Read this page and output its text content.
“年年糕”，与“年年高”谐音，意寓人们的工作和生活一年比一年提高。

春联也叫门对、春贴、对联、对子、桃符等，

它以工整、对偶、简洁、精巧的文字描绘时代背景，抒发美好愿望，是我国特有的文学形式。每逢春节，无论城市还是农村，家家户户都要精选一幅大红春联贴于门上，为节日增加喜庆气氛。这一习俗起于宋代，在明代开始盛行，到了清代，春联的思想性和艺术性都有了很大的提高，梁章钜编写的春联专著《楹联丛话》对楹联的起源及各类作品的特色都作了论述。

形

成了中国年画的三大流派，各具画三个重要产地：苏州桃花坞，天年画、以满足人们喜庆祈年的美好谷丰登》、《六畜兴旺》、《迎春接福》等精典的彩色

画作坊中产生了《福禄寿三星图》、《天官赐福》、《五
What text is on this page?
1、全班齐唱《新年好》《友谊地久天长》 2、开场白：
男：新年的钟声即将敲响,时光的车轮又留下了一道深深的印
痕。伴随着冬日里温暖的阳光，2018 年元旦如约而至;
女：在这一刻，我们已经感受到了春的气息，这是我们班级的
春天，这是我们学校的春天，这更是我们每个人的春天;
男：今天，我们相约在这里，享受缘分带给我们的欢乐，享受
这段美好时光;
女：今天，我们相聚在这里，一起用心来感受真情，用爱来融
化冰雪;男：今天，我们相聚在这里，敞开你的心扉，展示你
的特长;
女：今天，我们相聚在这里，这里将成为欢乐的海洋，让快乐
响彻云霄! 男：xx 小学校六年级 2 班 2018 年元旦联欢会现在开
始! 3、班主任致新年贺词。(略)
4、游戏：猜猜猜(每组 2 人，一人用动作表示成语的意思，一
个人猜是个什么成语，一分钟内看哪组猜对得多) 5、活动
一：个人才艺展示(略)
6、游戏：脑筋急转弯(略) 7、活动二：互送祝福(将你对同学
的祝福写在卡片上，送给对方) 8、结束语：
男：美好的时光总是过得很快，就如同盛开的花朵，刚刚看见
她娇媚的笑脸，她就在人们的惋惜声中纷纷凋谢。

::::::::

• Aim of the task:
Repeat every record, keeping each word and mark exactly as it is.

• Response to the exercise:
Read this page and output its text content.
“年年糕”，与“年年高”谐音，意寓人们的工作和生活一年比一年提高。

春联也叫门对、春贴、对联、对子、桃符等，

它以工整、对偶、简洁、精巧的文字描绘时代背景，抒发美好愿望，是我国特有的文学形式。每逢春节，无论城市还是农村，家家户户都要精选一幅大红春联贴于门上，为节日增加喜庆气氛。这一习俗起于宋代，在明代开始盛行，到了清代，春联的思想性和艺术性都有了很大的提高，梁章钜编写的春联专著《楹联丛话》对楹联的起源及各类作品的特色都作了论述。

形

成了中国年画的三大流派，各具画三个重要产地：苏州桃花坞，天年画、以满足人们喜庆祈年的美好谷丰登》、《六畜兴旺》、《迎春接福》等精典的彩色

画作坊中产生了《福禄寿三星图》、《天官赐福》、《五
What text is on this page?
1、全班齐唱《新年好》《友谊地久天长》 2、开场白：
男：新年的钟声即将敲响,时光的车轮又留下了一道深深的印
痕。伴随着冬日里温暖的阳光，2018 年元旦如约而至;
女：在这一刻，我们已经感受到了春的气息，这是我们班级的
春天，这是我们学校的春天，这更是我们每个人的春天;
男：今天，我们相约在这里，享受缘分带给我们的欢乐，享受
这段美好时光;
女：今天，我们相聚在这里，一起用心来感受真情，用爱来融
化冰雪;男：今天，我们相聚在这里，敞开你的心扉，展示你
的特长;
女：今天，我们相聚在这里，这里将成为欢乐的海洋，让快乐
响彻云霄! 男：xx 小学校六年级 2 班 2018 年元旦联欢会现在开
始! 3、班主任致新年贺词。(略)
4、游戏：猜猜猜(每组 2 人，一人用动作表示成语的意思，一
个人猜是个什么成语，一分钟内看哪组猜对得多) 5、活动
一：个人才艺展示(略)
6、游戏：脑筋急转弯(略) 7、活动二：互送祝福(将你对同学
的祝福写在卡片上，送给对方) 8、结束语：
男：美好的时光总是过得很快，就如同盛开的花朵，刚刚看见
她娇媚的笑脸，她就在人们的惋惜声中纷纷凋谢。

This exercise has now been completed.